**GOAL**
Make an exact copy of the listing below.

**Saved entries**
>>>
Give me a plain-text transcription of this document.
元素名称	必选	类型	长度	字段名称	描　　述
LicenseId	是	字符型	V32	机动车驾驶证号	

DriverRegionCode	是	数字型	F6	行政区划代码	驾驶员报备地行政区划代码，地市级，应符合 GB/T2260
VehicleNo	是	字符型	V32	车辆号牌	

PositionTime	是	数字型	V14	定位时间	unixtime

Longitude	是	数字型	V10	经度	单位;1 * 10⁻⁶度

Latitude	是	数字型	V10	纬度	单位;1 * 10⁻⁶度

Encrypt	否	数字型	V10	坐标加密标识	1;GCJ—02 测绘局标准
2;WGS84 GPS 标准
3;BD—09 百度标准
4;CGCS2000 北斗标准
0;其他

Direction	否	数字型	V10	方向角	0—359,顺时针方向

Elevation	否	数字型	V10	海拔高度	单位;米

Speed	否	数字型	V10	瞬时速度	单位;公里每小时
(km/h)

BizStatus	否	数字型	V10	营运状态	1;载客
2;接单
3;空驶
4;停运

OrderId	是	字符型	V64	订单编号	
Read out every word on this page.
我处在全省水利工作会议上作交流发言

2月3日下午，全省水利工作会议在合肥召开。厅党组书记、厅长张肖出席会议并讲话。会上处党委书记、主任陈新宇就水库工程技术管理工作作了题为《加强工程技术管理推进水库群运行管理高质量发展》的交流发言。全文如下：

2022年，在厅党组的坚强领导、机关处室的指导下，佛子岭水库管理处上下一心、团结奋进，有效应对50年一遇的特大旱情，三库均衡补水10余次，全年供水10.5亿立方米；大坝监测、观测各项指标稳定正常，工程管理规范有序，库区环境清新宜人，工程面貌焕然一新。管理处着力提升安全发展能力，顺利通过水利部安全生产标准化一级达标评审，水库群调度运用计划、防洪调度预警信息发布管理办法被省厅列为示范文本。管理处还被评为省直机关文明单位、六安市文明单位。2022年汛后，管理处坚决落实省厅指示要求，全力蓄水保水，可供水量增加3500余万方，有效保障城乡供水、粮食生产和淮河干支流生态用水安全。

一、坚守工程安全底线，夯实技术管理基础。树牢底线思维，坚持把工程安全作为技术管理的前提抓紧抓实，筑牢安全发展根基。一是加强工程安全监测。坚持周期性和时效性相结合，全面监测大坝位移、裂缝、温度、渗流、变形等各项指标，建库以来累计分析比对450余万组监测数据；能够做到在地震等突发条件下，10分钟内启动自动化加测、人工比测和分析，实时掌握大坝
<<<
**RESULT FOR THIS TASK**
Give me a plain-text transcription of this document.
元素名称	必选	类型	长度	字段名称	描　　述
LicenseId	是	字符型	V32	机动车驾驶证号	

DriverRegionCode	是	数字型	F6	行政区划代码	驾驶员报备地行政区划代码，地市级，应符合 GB/T2260
VehicleNo	是	字符型	V32	车辆号牌	

PositionTime	是	数字型	V14	定位时间	unixtime

Longitude	是	数字型	V10	经度	单位;1 * 10⁻⁶度

Latitude	是	数字型	V10	纬度	单位;1 * 10⁻⁶度

Encrypt	否	数字型	V10	坐标加密标识	1;GCJ—02 测绘局标准
2;WGS84 GPS 标准
3;BD—09 百度标准
4;CGCS2000 北斗标准
0;其他

Direction	否	数字型	V10	方向角	0—359,顺时针方向

Elevation	否	数字型	V10	海拔高度	单位;米

Speed	否	数字型	V10	瞬时速度	单位;公里每小时
(km/h)

BizStatus	否	数字型	V10	营运状态	1;载客
2;接单
3;空驶
4;停运

OrderId	是	字符型	V64	订单编号	
Read out every word on this page.
我处在全省水利工作会议上作交流发言

2月3日下午，全省水利工作会议在合肥召开。厅党组书记、厅长张肖出席会议并讲话。会上处党委书记、主任陈新宇就水库工程技术管理工作作了题为《加强工程技术管理推进水库群运行管理高质量发展》的交流发言。全文如下：

2022年，在厅党组的坚强领导、机关处室的指导下，佛子岭水库管理处上下一心、团结奋进，有效应对50年一遇的特大旱情，三库均衡补水10余次，全年供水10.5亿立方米；大坝监测、观测各项指标稳定正常，工程管理规范有序，库区环境清新宜人，工程面貌焕然一新。管理处着力提升安全发展能力，顺利通过水利部安全生产标准化一级达标评审，水库群调度运用计划、防洪调度预警信息发布管理办法被省厅列为示范文本。管理处还被评为省直机关文明单位、六安市文明单位。2022年汛后，管理处坚决落实省厅指示要求，全力蓄水保水，可供水量增加3500余万方，有效保障城乡供水、粮食生产和淮河干支流生态用水安全。

一、坚守工程安全底线，夯实技术管理基础。树牢底线思维，坚持把工程安全作为技术管理的前提抓紧抓实，筑牢安全发展根基。一是加强工程安全监测。坚持周期性和时效性相结合，全面监测大坝位移、裂缝、温度、渗流、变形等各项指标，建库以来累计分析比对450余万组监测数据；能够做到在地震等突发条件下，10分钟内启动自动化加测、人工比测和分析，实时掌握大坝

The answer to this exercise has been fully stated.